Write out the full set of records below exactly.
::::
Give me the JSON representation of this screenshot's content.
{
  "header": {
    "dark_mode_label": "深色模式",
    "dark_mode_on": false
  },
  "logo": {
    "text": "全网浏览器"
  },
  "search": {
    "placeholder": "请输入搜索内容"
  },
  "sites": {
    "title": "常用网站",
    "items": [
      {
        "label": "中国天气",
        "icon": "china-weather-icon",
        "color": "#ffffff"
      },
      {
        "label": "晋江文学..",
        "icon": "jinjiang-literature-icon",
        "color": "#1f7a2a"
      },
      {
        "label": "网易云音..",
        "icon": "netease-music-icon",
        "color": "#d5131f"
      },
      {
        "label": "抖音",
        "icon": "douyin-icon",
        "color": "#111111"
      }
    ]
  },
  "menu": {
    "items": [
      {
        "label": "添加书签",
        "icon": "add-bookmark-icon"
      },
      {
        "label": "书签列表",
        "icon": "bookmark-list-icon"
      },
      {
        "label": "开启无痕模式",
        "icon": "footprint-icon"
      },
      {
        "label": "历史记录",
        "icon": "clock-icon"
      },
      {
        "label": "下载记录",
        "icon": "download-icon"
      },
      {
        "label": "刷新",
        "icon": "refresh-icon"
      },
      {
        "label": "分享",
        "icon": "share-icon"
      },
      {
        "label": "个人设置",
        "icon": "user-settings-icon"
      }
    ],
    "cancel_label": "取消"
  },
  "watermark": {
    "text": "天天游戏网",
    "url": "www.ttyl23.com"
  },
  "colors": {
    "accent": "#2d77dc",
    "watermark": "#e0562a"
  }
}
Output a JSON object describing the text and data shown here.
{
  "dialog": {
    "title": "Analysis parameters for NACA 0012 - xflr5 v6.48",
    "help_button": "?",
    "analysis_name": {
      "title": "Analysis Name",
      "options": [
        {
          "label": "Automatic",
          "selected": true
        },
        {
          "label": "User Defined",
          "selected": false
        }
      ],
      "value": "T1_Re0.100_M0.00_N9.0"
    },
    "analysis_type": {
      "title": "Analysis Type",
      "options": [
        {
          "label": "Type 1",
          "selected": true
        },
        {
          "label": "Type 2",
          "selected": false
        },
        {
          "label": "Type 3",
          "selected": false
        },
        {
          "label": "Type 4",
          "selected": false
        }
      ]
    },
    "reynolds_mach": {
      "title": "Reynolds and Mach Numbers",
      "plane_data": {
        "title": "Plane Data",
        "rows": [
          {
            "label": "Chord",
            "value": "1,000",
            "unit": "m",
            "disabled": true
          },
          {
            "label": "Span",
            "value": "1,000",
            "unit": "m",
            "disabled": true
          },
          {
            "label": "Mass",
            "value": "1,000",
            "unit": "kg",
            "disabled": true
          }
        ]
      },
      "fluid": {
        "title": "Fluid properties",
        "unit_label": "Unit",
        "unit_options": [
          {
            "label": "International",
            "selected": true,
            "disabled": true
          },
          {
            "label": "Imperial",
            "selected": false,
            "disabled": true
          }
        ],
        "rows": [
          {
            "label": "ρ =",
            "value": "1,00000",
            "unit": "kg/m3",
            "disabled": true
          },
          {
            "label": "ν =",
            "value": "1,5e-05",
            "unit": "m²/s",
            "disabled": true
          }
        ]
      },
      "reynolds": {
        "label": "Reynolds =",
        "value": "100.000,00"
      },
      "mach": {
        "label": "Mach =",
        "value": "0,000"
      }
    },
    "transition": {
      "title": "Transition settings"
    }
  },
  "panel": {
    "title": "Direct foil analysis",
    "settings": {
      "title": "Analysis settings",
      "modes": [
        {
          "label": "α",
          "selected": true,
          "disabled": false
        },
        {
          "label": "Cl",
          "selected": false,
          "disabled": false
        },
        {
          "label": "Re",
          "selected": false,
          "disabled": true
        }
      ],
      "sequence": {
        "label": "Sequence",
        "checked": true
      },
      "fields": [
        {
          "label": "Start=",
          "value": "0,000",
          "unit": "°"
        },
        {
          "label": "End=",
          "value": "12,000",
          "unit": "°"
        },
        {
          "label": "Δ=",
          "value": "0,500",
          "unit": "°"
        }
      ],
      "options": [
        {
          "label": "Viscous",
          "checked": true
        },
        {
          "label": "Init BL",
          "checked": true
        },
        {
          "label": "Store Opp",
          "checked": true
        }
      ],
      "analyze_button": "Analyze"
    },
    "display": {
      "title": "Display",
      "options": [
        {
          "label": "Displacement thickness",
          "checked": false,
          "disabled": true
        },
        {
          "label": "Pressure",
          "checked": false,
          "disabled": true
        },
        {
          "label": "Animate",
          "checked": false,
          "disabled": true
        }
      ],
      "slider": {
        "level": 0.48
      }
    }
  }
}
::::
§ Complete answer
Give me the JSON representation of this screenshot's content.
{
  "header": {
    "dark_mode_label": "深色模式",
    "dark_mode_on": false
  },
  "logo": {
    "text": "全网浏览器"
  },
  "search": {
    "placeholder": "请输入搜索内容"
  },
  "sites": {
    "title": "常用网站",
    "items": [
      {
        "label": "中国天气",
        "icon": "china-weather-icon",
        "color": "#ffffff"
      },
      {
        "label": "晋江文学..",
        "icon": "jinjiang-literature-icon",
        "color": "#1f7a2a"
      },
      {
        "label": "网易云音..",
        "icon": "netease-music-icon",
        "color": "#d5131f"
      },
      {
        "label": "抖音",
        "icon": "douyin-icon",
        "color": "#111111"
      }
    ]
  },
  "menu": {
    "items": [
      {
        "label": "添加书签",
        "icon": "add-bookmark-icon"
      },
      {
        "label": "书签列表",
        "icon": "bookmark-list-icon"
      },
      {
        "label": "开启无痕模式",
        "icon": "footprint-icon"
      },
      {
        "label": "历史记录",
        "icon": "clock-icon"
      },
      {
        "label": "下载记录",
        "icon": "download-icon"
      },
      {
        "label": "刷新",
        "icon": "refresh-icon"
      },
      {
        "label": "分享",
        "icon": "share-icon"
      },
      {
        "label": "个人设置",
        "icon": "user-settings-icon"
      }
    ],
    "cancel_label": "取消"
  },
  "watermark": {
    "text": "天天游戏网",
    "url": "www.ttyl23.com"
  },
  "colors": {
    "accent": "#2d77dc",
    "watermark": "#e0562a"
  }
}
Output a JSON object describing the text and data shown here.
{
  "dialog": {
    "title": "Analysis parameters for NACA 0012 - xflr5 v6.48",
    "help_button": "?",
    "analysis_name": {
      "title": "Analysis Name",
      "options": [
        {
          "label": "Automatic",
          "selected": true
        },
        {
          "label": "User Defined",
          "selected": false
        }
      ],
      "value": "T1_Re0.100_M0.00_N9.0"
    },
    "analysis_type": {
      "title": "Analysis Type",
      "options": [
        {
          "label": "Type 1",
          "selected": true
        },
        {
          "label": "Type 2",
          "selected": false
        },
        {
          "label": "Type 3",
          "selected": false
        },
        {
          "label": "Type 4",
          "selected": false
        }
      ]
    },
    "reynolds_mach": {
      "title": "Reynolds and Mach Numbers",
      "plane_data": {
        "title": "Plane Data",
        "rows": [
          {
            "label": "Chord",
            "value": "1,000",
            "unit": "m",
            "disabled": true
          },
          {
            "label": "Span",
            "value": "1,000",
            "unit": "m",
            "disabled": true
          },
          {
            "label": "Mass",
            "value": "1,000",
            "unit": "kg",
            "disabled": true
          }
        ]
      },
      "fluid": {
        "title": "Fluid properties",
        "unit_label": "Unit",
        "unit_options": [
          {
            "label": "International",
            "selected": true,
            "disabled": true
          },
          {
            "label": "Imperial",
            "selected": false,
            "disabled": true
          }
        ],
        "rows": [
          {
            "label": "ρ =",
            "value": "1,00000",
            "unit": "kg/m3",
            "disabled": true
          },
          {
            "label": "ν =",
            "value": "1,5e-05",
            "unit": "m²/s",
            "disabled": true
          }
        ]
      },
      "reynolds": {
        "label": "Reynolds =",
        "value": "100.000,00"
      },
      "mach": {
        "label": "Mach =",
        "value": "0,000"
      }
    },
    "transition": {
      "title": "Transition settings"
    }
  },
  "panel": {
    "title": "Direct foil analysis",
    "settings": {
      "title": "Analysis settings",
      "modes": [
        {
          "label": "α",
          "selected": true,
          "disabled": false
        },
        {
          "label": "Cl",
          "selected": false,
          "disabled": false
        },
        {
          "label": "Re",
          "selected": false,
          "disabled": true
        }
      ],
      "sequence": {
        "label": "Sequence",
        "checked": true
      },
      "fields": [
        {
          "label": "Start=",
          "value": "0,000",
          "unit": "°"
        },
        {
          "label": "End=",
          "value": "12,000",
          "unit": "°"
        },
        {
          "label": "Δ=",
          "value": "0,500",
          "unit": "°"
        }
      ],
      "options": [
        {
          "label": "Viscous",
          "checked": true
        },
        {
          "label": "Init BL",
          "checked": true
        },
        {
          "label": "Store Opp",
          "checked": true
        }
      ],
      "analyze_button": "Analyze"
    },
    "display": {
      "title": "Display",
      "options": [
        {
          "label": "Displacement thickness",
          "checked": false,
          "disabled": true
        },
        {
          "label": "Pressure",
          "checked": false,
          "disabled": true
        },
        {
          "label": "Animate",
          "checked": false,
          "disabled": true
        }
      ],
      "slider": {
        "level": 0.48
      }
    }
  }
}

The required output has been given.